> Short problem:
Please transcribe the data that follows without the pictures, keeping every word the same.

[Saved entries]
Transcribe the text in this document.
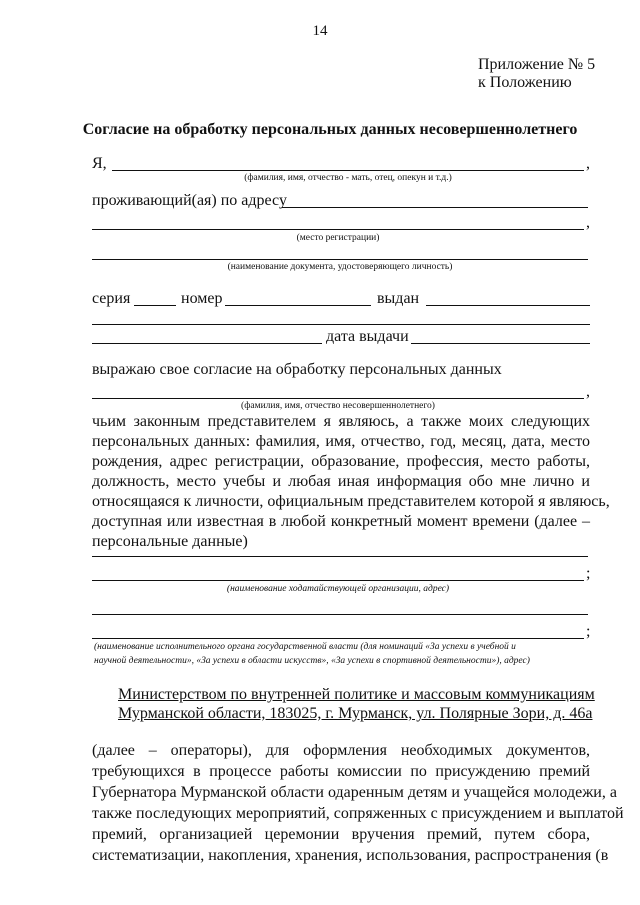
14
Приложение № 5
к Положению
Согласие на обработку персональных данных несовершеннолетнего
Я,	,
(фамилия, имя, отчество - мать, отец, опекун и т.д.)
проживающий(ая) по адресу
,
(место регистрации)
(наименование документа, удостоверяющего личность)
серия	номер	выдан
дата выдачи
выражаю свое согласие на обработку персональных данных
,
(фамилия, имя, отчество несовершеннолетнего)
чьим законным представителем я являюсь, а также моих следующих
персональных данных: фамилия, имя, отчество, год, месяц, дата, место
рождения, адрес регистрации, образование, профессия, место работы,
должность, место учебы и любая иная информация обо мне лично и
относящаяся к личности, официальным представителем которой я являюсь,
доступная или известная в любой конкретный момент времени (далее –
персональные данные)
;
(наименование ходатайствующей организации, адрес)
;
(наименование исполнительного органа государственной власти (для номинаций «За успехи в учебной и
научной деятельности», «За успехи в области искусств», «За успехи в спортивной деятельности»), адрес)
Министерством по внутренней политике и массовым коммуникациям
Мурманской области, 183025, г. Мурманск, ул. Полярные Зори, д. 46а
(далее – операторы), для оформления необходимых документов,
требующихся в процессе работы комиссии по присуждению премий
Губернатора Мурманской области одаренным детям и учащейся молодежи, а
также последующих мероприятий, сопряженных с присуждением и выплатой
премий, организацией церемонии вручения премий, путем сбора,
систематизации, накопления, хранения, использования, распространения (в
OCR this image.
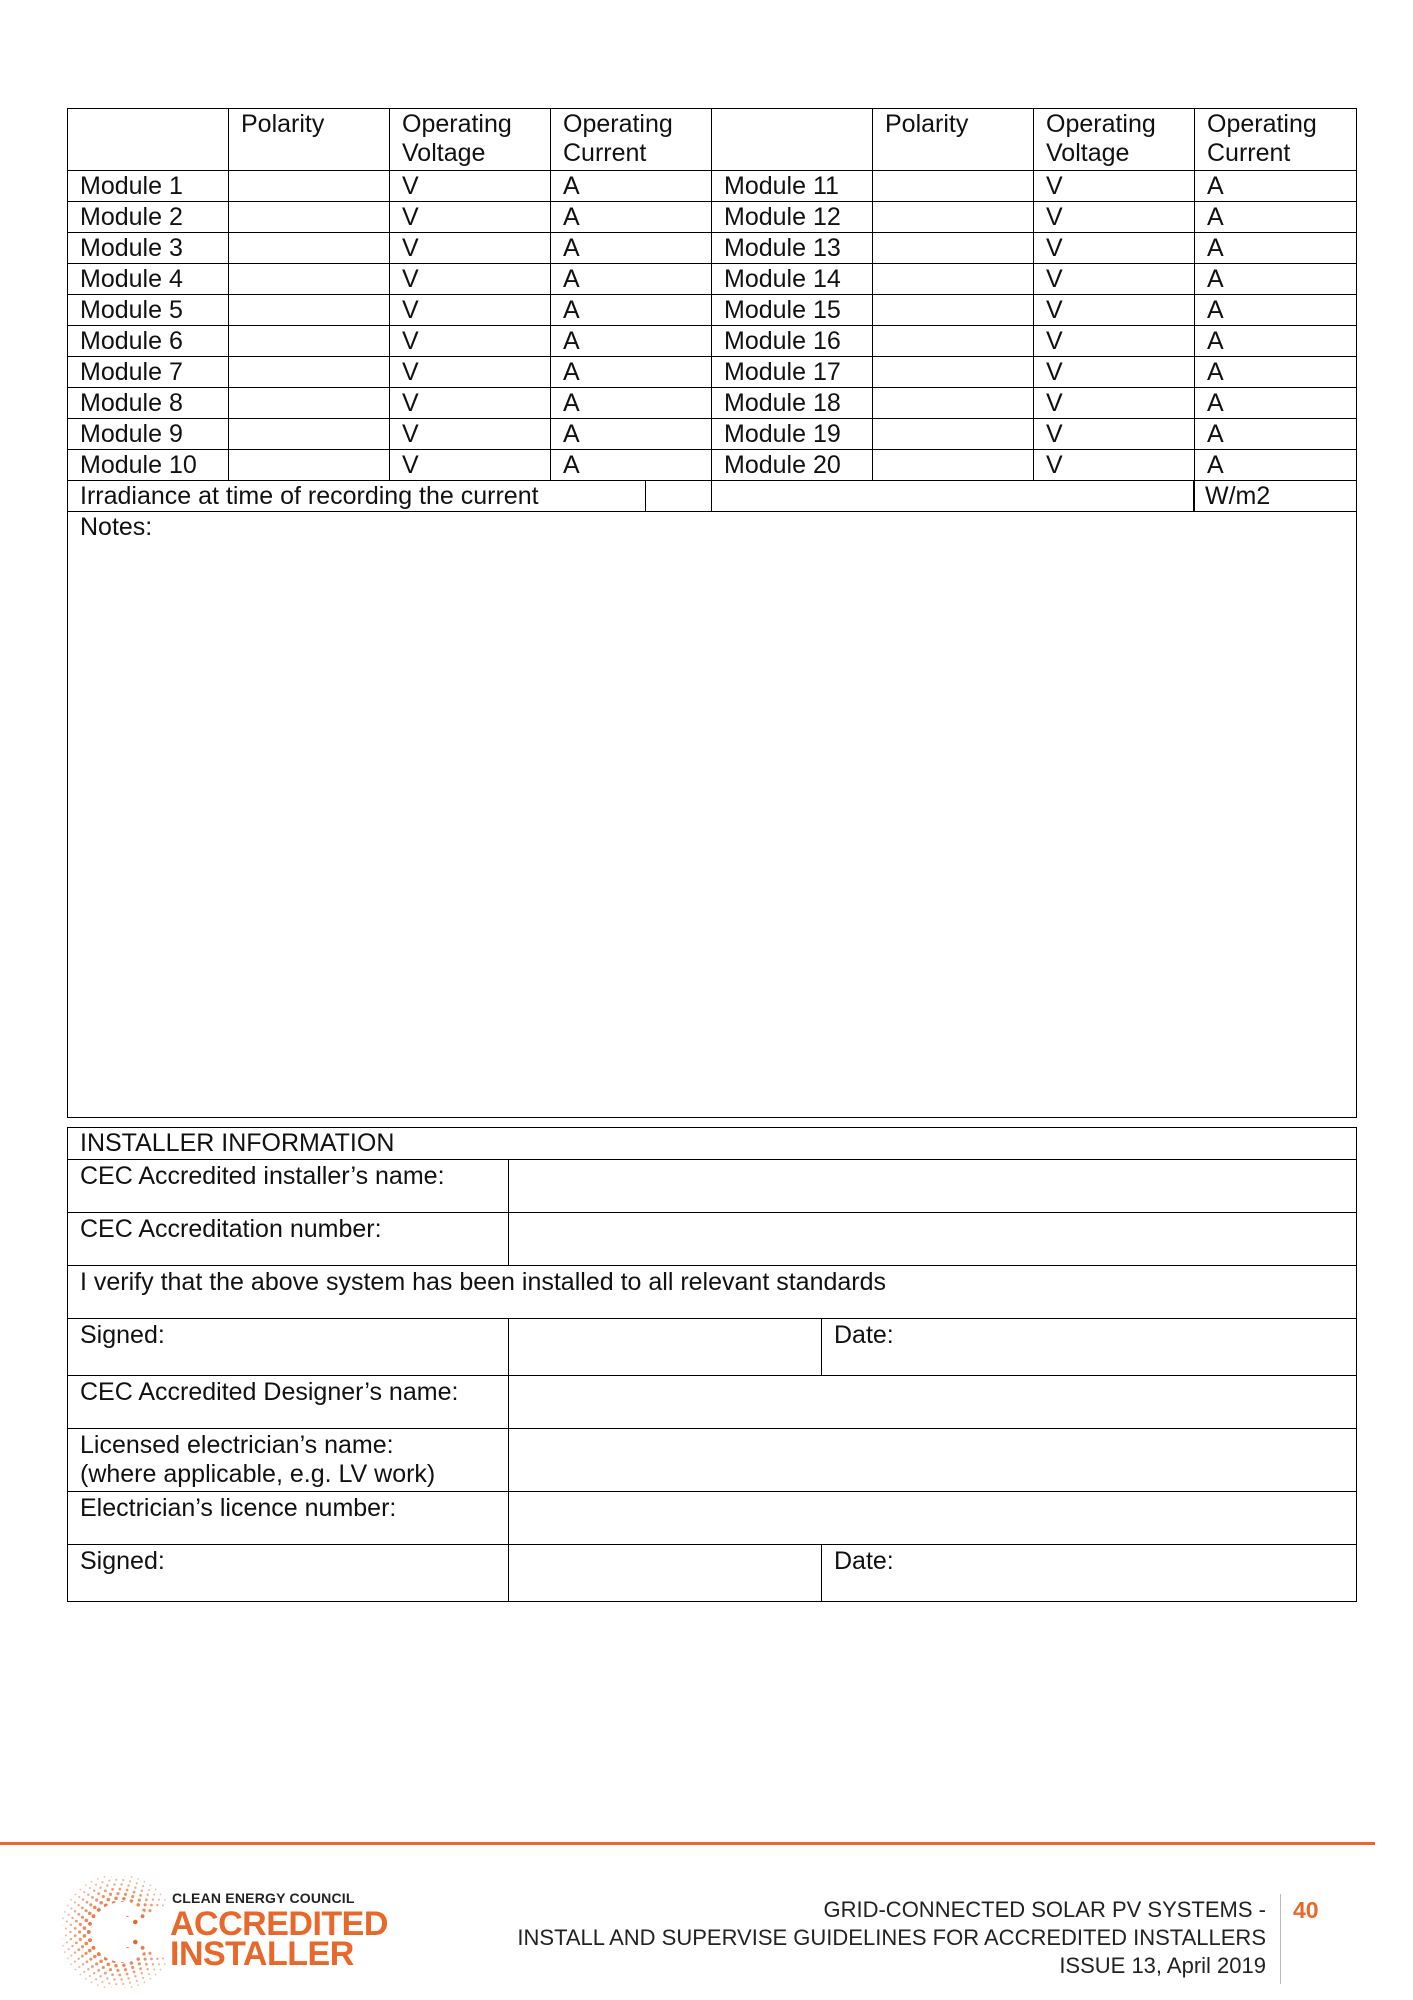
	Polarity	Operating Voltage	Operating Current		Polarity	Operating Voltage	Operating Current
Module 1		V	A	Module 11		V	A
Module 2		V	A	Module 12		V	A
Module 3		V	A	Module 13		V	A
Module 4		V	A	Module 14		V	A
Module 5		V	A	Module 15		V	A
Module 6		V	A	Module 16		V	A
Module 7		V	A	Module 17		V	A
Module 8		V	A	Module 18		V	A
Module 9		V	A	Module 19		V	A
Module 10		V	A	Module 20		V	A

Irradiance at time of recording the current							W/m2
Notes:							
INSTALLER INFORMATION		
CEC Accredited installer’s name:		
CEC Accreditation number:		
I verify that the above system has been installed to all relevant standards		
Signed:		Date:
CEC Accredited Designer’s name:		

Licensed electrician’s name:
(where applicable, e.g. LV work)		

Electrician’s licence number:		
Signed:		Date:
CLEAN ENERGY COUNCIL
ACCREDITED
INSTALLER
GRID-CONNECTED SOLAR PV SYSTEMS -
INSTALL AND SUPERVISE GUIDELINES FOR ACCREDITED INSTALLERS
ISSUE 13, April 2019
40
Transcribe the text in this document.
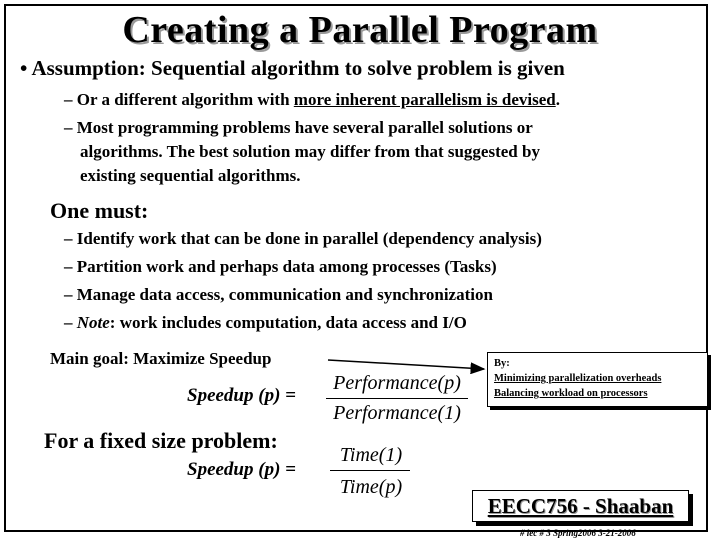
Creating a Parallel Program
• Assumption: Sequential algorithm to solve problem is given
– Or a different algorithm with more inherent parallelism is devised.
– Most programming problems have several parallel solutions or
algorithms. The best solution may differ from that suggested by
existing sequential algorithms.
One must:
– Identify work that can be done in parallel (dependency analysis)
– Partition work and perhaps data among processes (Tasks)
– Manage data access, communication and synchronization
– Note: work includes computation, data access and I/O
Main goal: Maximize Speedup
Speedup (p) =
Performance(p)
Performance(1)
For a fixed size problem:
Speedup (p) =
Time(1)
Time(p)
By:
Minimizing parallelization overheads
Balancing workload on processors
EECC756 - Shaaban
# lec # 3 Spring2006 3-21-2006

> Reply:
Transcribe the text in this document.
14
Приложение № 5
к Положению
Согласие на обработку персональных данных несовершеннолетнего
Я,	,
(фамилия, имя, отчество - мать, отец, опекун и т.д.)
проживающий(ая) по адресу
,
(место регистрации)
(наименование документа, удостоверяющего личность)
серия	номер	выдан
дата выдачи
выражаю свое согласие на обработку персональных данных
,
(фамилия, имя, отчество несовершеннолетнего)
чьим законным представителем я являюсь, а также моих следующих
персональных данных: фамилия, имя, отчество, год, месяц, дата, место
рождения, адрес регистрации, образование, профессия, место работы,
должность, место учебы и любая иная информация обо мне лично и
относящаяся к личности, официальным представителем которой я являюсь,
доступная или известная в любой конкретный момент времени (далее –
персональные данные)
;
(наименование ходатайствующей организации, адрес)
;
(наименование исполнительного органа государственной власти (для номинаций «За успехи в учебной и
научной деятельности», «За успехи в области искусств», «За успехи в спортивной деятельности»), адрес)
Министерством по внутренней политике и массовым коммуникациям
Мурманской области, 183025, г. Мурманск, ул. Полярные Зори, д. 46а
(далее – операторы), для оформления необходимых документов,
требующихся в процессе работы комиссии по присуждению премий
Губернатора Мурманской области одаренным детям и учащейся молодежи, а
также последующих мероприятий, сопряженных с присуждением и выплатой
премий, организацией церемонии вручения премий, путем сбора,
систематизации, накопления, хранения, использования, распространения (в
OCR this image.
	Polarity	Operating Voltage	Operating Current		Polarity	Operating Voltage	Operating Current
Module 1		V	A	Module 11		V	A
Module 2		V	A	Module 12		V	A
Module 3		V	A	Module 13		V	A
Module 4		V	A	Module 14		V	A
Module 5		V	A	Module 15		V	A
Module 6		V	A	Module 16		V	A
Module 7		V	A	Module 17		V	A
Module 8		V	A	Module 18		V	A
Module 9		V	A	Module 19		V	A
Module 10		V	A	Module 20		V	A

Irradiance at time of recording the current							W/m2
Notes:							
INSTALLER INFORMATION		
CEC Accredited installer’s name:		
CEC Accreditation number:		
I verify that the above system has been installed to all relevant standards		
Signed:		Date:
CEC Accredited Designer’s name:		

Licensed electrician’s name:
(where applicable, e.g. LV work)		

Electrician’s licence number:		
Signed:		Date:
CLEAN ENERGY COUNCIL
ACCREDITED
INSTALLER
GRID-CONNECTED SOLAR PV SYSTEMS -
INSTALL AND SUPERVISE GUIDELINES FOR ACCREDITED INSTALLERS
ISSUE 13, April 2019
40
Transcribe the text in this document.
Creating a Parallel Program
• Assumption: Sequential algorithm to solve problem is given
– Or a different algorithm with more inherent parallelism is devised.
– Most programming problems have several parallel solutions or
algorithms. The best solution may differ from that suggested by
existing sequential algorithms.
One must:
– Identify work that can be done in parallel (dependency analysis)
– Partition work and perhaps data among processes (Tasks)
– Manage data access, communication and synchronization
– Note: work includes computation, data access and I/O
Main goal: Maximize Speedup
Speedup (p) =
Performance(p)
Performance(1)
For a fixed size problem:
Speedup (p) =
Time(1)
Time(p)
By:
Minimizing parallelization overheads
Balancing workload on processors
EECC756 - Shaaban
# lec # 3 Spring2006 3-21-2006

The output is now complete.